▸ EXERCISE DIRECTIONS: Draw out every line with the word "early" from the listing below.

— Begin INFORMATION GIVEN —

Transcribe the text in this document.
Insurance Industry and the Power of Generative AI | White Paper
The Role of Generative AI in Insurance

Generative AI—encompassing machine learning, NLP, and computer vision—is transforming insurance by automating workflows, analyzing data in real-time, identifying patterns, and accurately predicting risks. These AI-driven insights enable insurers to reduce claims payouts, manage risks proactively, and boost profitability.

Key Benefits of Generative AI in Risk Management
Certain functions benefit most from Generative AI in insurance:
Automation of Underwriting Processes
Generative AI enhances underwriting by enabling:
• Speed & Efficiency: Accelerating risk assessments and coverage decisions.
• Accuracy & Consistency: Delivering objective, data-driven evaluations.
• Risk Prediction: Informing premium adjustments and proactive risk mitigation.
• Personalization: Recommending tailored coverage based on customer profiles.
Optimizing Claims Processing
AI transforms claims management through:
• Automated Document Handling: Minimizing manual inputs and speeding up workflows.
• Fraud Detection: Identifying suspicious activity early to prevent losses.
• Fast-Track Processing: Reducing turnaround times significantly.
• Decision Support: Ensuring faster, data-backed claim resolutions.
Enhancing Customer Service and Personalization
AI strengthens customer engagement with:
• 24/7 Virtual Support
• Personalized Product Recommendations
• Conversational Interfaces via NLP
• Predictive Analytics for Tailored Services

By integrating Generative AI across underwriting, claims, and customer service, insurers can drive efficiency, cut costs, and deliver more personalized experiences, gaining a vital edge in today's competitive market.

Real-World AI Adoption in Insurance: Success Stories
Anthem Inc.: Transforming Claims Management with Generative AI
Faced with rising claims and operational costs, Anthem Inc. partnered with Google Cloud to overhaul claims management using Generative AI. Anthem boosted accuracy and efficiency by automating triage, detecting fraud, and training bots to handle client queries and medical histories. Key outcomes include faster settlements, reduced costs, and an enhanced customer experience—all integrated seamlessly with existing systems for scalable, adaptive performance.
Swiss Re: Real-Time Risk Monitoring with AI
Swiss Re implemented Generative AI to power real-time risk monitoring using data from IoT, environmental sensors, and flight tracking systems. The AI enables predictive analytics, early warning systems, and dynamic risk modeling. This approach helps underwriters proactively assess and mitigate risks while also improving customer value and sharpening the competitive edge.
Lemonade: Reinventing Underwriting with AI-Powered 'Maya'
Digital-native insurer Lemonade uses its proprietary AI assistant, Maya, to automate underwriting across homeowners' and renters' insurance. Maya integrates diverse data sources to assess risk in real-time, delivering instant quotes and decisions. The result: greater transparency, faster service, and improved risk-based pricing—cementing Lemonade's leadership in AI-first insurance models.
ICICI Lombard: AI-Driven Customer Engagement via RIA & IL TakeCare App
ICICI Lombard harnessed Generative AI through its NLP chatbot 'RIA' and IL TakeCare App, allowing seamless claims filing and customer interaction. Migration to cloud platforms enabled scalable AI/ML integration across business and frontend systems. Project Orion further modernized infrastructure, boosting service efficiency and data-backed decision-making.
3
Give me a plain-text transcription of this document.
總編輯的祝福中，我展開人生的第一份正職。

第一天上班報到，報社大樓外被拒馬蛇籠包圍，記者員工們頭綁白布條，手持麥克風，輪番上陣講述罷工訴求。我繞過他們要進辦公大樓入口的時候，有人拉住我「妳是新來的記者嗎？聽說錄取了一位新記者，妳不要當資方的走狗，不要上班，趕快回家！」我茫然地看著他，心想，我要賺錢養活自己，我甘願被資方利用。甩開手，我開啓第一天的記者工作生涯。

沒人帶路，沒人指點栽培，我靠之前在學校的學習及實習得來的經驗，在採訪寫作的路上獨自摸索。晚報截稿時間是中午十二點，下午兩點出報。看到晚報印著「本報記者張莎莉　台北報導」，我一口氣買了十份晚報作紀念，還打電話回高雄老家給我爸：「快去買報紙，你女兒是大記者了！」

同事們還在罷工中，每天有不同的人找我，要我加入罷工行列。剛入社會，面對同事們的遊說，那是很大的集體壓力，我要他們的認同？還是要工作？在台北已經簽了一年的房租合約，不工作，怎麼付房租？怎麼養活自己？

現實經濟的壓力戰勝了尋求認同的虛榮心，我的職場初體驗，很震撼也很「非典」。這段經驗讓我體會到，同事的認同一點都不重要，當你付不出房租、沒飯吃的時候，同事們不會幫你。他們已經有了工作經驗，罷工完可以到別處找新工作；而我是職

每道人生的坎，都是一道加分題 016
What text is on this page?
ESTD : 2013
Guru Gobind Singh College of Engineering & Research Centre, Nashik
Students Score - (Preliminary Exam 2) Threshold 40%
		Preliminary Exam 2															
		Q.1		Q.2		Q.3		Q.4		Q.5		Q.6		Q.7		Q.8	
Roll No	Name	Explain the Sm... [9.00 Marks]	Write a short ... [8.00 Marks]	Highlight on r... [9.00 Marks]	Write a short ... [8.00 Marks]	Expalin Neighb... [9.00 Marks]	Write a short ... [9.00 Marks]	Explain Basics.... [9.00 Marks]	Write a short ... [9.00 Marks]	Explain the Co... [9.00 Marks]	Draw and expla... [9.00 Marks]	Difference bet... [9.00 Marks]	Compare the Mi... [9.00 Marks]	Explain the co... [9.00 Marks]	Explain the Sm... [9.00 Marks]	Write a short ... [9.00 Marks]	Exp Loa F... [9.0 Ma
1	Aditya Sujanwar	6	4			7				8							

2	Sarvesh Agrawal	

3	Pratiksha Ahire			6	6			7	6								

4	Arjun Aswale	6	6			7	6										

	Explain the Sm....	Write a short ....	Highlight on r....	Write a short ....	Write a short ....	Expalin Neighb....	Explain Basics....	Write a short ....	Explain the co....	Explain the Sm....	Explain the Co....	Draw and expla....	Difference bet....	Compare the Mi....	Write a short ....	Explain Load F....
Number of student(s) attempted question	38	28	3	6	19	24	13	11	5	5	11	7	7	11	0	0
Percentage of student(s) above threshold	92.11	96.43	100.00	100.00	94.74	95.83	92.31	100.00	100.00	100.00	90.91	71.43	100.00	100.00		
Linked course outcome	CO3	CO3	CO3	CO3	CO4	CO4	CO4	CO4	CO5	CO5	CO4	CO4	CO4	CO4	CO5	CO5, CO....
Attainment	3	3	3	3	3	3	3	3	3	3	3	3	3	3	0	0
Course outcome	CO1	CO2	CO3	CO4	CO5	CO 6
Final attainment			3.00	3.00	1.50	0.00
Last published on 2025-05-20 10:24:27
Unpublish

— End INFORMATION GIVEN —

▸ ANSWER IN FULL:
• Fraud Detection: Identifying suspicious activity early to prevent losses.
Swiss Re implemented Generative AI to power real-time risk monitoring using data from IoT, environmental sensors, and flight tracking systems. The AI enables predictive analytics, early warning systems, and dynamic risk modeling. This approach helps underwriters proactively assess and mitigate risks while also improving customer value and sharpening the competitive edge.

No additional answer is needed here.